-- Supplied records start --

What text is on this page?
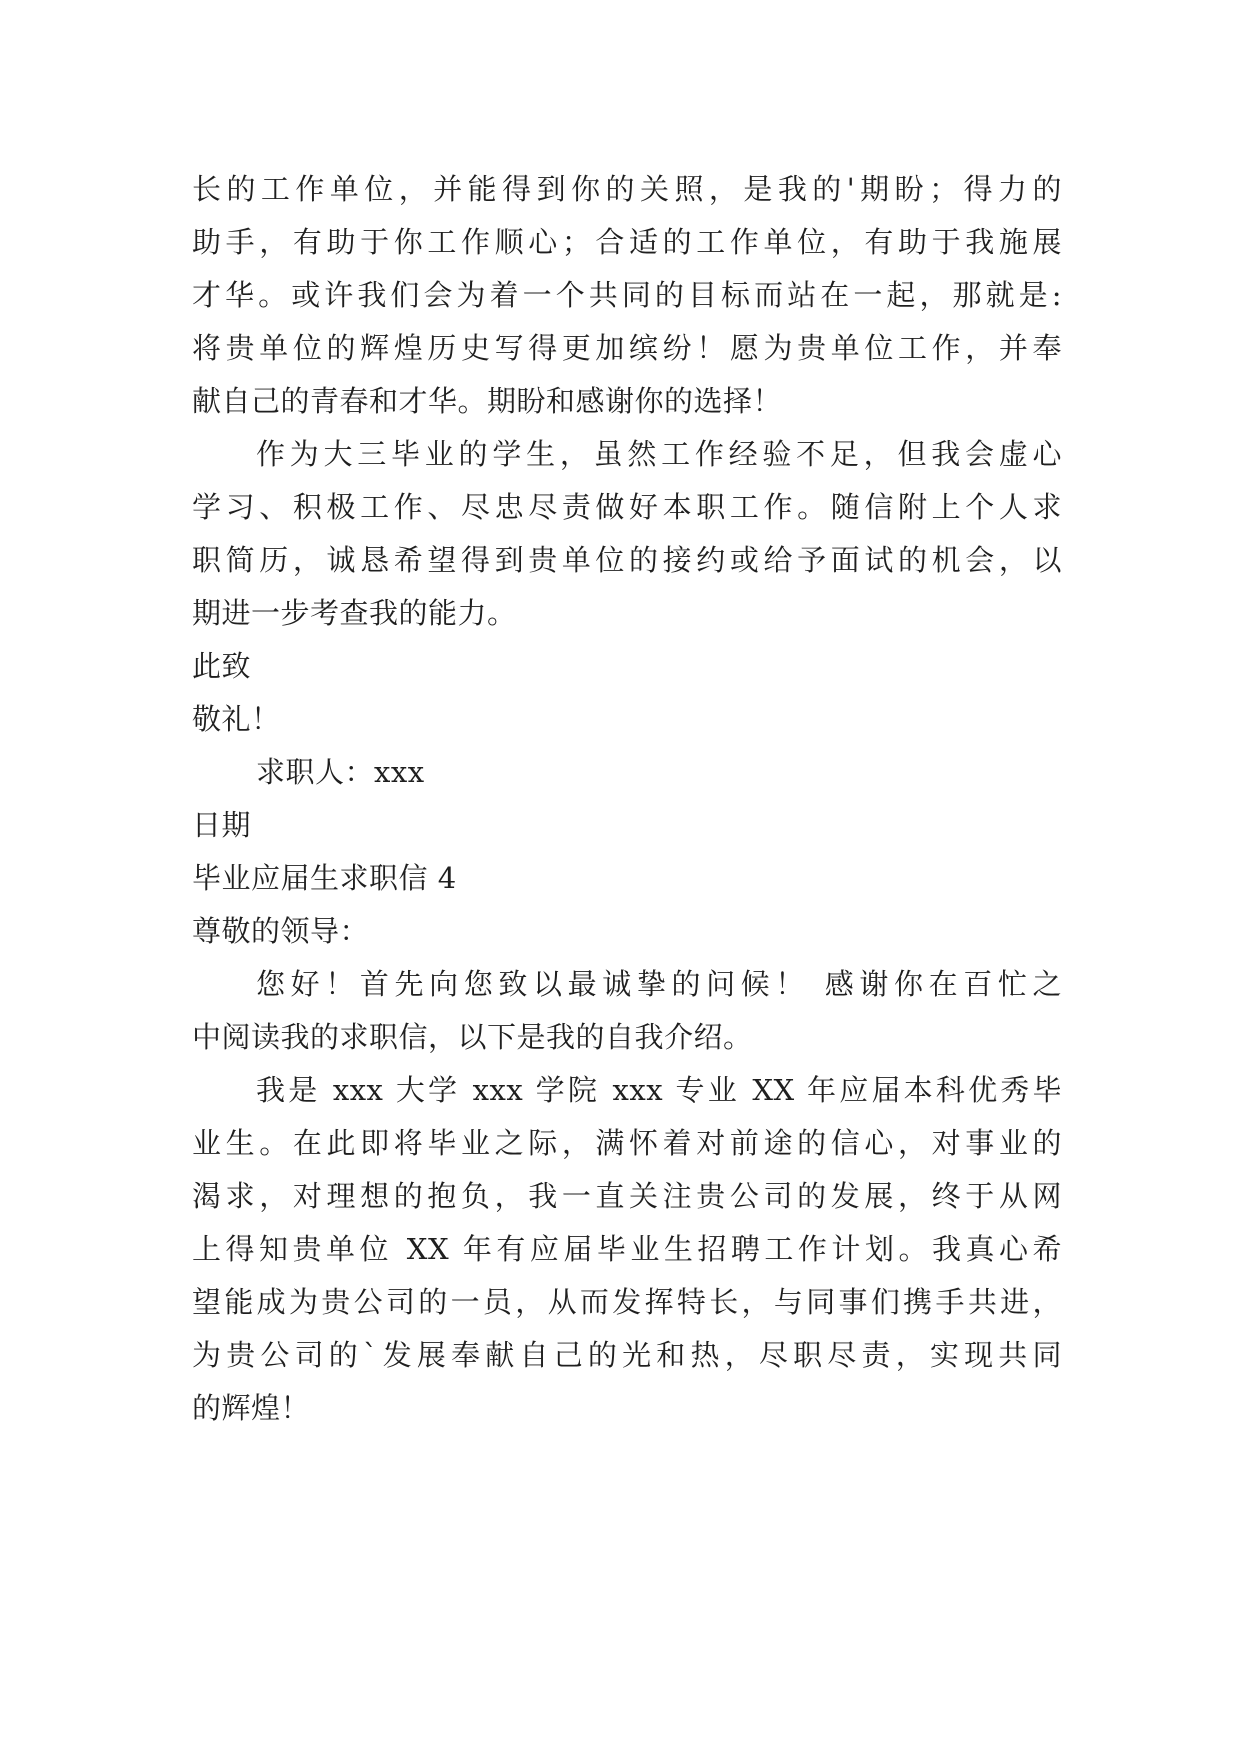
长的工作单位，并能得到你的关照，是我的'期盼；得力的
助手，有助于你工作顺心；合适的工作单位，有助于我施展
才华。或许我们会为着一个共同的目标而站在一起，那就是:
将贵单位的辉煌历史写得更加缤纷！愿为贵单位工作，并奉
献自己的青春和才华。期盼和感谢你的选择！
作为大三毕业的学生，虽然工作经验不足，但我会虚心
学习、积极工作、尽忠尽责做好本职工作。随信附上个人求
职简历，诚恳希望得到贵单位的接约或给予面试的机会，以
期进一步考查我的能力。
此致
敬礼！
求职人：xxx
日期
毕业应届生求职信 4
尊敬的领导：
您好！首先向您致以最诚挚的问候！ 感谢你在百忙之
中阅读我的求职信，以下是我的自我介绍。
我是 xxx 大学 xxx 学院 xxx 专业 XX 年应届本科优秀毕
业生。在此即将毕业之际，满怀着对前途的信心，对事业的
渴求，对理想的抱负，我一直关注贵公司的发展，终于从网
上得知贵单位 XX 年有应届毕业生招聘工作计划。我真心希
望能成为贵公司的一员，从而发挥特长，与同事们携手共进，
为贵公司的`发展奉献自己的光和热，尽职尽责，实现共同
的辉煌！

-- Supplied records end --

▶ [Task goal] All records should be output exactly, with the pictures left out.

▶ [Completed task]
What text is on this page?
长的工作单位，并能得到你的关照，是我的'期盼；得力的
助手，有助于你工作顺心；合适的工作单位，有助于我施展
才华。或许我们会为着一个共同的目标而站在一起，那就是:
将贵单位的辉煌历史写得更加缤纷！愿为贵单位工作，并奉
献自己的青春和才华。期盼和感谢你的选择！
作为大三毕业的学生，虽然工作经验不足，但我会虚心
学习、积极工作、尽忠尽责做好本职工作。随信附上个人求
职简历，诚恳希望得到贵单位的接约或给予面试的机会，以
期进一步考查我的能力。
此致
敬礼！
求职人：xxx
日期
毕业应届生求职信 4
尊敬的领导：
您好！首先向您致以最诚挚的问候！ 感谢你在百忙之
中阅读我的求职信，以下是我的自我介绍。
我是 xxx 大学 xxx 学院 xxx 专业 XX 年应届本科优秀毕
业生。在此即将毕业之际，满怀着对前途的信心，对事业的
渴求，对理想的抱负，我一直关注贵公司的发展，终于从网
上得知贵单位 XX 年有应届毕业生招聘工作计划。我真心希
望能成为贵公司的一员，从而发挥特长，与同事们携手共进，
为贵公司的`发展奉献自己的光和热，尽职尽责，实现共同
的辉煌！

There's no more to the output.